> [DIRECTIONS] The records below are made of lines; count those holding the word "Snell" and give the number only.
________________________________________
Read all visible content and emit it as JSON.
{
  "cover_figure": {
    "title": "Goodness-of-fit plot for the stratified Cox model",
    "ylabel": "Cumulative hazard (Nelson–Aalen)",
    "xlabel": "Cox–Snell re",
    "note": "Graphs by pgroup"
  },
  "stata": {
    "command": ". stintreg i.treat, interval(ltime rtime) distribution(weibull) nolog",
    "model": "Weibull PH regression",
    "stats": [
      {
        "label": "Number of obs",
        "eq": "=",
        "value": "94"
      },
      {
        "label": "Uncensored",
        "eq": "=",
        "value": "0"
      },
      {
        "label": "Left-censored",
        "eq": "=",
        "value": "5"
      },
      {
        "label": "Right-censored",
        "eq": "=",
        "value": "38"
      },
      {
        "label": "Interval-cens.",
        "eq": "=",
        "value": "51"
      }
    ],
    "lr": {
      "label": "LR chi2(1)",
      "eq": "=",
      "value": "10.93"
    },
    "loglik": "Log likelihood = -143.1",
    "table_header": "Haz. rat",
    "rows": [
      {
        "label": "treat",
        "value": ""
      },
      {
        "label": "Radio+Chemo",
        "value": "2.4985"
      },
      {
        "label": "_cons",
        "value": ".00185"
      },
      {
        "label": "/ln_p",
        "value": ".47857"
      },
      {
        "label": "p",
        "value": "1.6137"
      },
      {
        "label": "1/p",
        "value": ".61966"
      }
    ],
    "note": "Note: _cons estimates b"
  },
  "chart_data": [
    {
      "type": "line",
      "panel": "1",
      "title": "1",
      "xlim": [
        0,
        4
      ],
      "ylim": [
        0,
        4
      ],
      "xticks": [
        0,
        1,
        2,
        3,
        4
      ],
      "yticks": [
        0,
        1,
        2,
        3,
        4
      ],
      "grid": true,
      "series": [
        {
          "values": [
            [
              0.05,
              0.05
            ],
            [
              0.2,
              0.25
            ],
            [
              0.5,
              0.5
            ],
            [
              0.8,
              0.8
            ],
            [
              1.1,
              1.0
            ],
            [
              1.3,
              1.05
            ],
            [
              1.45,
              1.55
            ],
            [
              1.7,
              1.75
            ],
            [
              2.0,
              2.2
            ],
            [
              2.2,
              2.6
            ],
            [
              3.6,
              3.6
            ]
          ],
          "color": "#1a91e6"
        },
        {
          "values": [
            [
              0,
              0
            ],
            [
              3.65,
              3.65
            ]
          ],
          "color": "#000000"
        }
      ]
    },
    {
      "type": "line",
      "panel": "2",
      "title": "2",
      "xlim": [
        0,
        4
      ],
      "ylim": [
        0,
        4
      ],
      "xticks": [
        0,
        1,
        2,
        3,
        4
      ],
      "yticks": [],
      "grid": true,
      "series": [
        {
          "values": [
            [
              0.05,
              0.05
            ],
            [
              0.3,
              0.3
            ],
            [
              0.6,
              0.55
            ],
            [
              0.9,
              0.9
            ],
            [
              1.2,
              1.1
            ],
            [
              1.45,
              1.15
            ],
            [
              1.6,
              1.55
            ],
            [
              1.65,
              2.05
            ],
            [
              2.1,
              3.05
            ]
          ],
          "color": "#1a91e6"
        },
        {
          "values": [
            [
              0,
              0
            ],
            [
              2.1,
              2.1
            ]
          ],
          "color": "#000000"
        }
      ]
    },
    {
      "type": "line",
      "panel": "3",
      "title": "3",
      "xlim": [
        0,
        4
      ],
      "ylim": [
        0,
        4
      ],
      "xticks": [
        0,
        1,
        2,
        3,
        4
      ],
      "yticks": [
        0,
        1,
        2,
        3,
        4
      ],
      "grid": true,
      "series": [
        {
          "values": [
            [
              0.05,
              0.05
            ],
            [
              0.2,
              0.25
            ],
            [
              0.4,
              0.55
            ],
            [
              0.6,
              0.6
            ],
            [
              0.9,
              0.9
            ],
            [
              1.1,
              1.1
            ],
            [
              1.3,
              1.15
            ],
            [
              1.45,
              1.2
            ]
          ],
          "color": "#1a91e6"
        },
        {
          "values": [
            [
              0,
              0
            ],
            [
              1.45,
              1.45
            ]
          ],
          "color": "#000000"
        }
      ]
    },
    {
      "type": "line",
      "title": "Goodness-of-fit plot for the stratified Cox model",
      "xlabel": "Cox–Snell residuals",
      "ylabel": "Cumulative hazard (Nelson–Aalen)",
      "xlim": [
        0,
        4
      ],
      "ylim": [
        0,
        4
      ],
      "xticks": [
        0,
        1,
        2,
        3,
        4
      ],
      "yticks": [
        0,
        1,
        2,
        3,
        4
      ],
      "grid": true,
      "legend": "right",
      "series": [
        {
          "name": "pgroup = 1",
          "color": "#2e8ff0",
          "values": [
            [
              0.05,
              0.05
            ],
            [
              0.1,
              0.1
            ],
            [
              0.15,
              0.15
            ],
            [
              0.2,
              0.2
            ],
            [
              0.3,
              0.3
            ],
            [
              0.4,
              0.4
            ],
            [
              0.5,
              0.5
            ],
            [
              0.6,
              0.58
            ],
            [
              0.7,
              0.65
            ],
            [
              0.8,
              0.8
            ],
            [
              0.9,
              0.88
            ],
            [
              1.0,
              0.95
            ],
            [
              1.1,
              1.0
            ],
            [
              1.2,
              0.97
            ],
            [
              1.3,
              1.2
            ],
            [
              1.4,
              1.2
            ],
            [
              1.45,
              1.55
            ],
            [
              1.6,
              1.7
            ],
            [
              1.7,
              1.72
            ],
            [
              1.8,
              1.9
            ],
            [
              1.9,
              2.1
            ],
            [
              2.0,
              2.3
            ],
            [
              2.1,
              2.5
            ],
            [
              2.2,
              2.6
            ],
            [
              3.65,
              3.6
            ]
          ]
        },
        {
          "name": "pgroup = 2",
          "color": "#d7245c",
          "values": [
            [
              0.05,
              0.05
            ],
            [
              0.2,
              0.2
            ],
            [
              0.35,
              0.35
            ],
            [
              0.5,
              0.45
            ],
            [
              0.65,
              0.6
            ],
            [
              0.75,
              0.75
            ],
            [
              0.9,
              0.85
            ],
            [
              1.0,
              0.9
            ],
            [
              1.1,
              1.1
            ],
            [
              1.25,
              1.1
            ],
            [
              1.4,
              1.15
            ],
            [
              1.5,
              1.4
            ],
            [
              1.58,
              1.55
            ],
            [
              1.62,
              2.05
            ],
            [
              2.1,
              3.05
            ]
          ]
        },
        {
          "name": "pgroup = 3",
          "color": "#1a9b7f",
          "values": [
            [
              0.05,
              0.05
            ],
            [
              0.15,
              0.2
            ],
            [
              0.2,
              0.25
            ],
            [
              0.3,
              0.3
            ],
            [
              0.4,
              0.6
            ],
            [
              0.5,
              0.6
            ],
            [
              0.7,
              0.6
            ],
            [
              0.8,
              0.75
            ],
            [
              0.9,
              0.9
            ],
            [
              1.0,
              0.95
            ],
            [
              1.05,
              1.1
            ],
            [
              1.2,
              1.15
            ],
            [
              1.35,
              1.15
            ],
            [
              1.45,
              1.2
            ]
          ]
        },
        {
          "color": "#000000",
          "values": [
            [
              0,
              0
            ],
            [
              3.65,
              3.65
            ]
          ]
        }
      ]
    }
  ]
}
________________________________________
> [EXERCISE OUTPUT] 2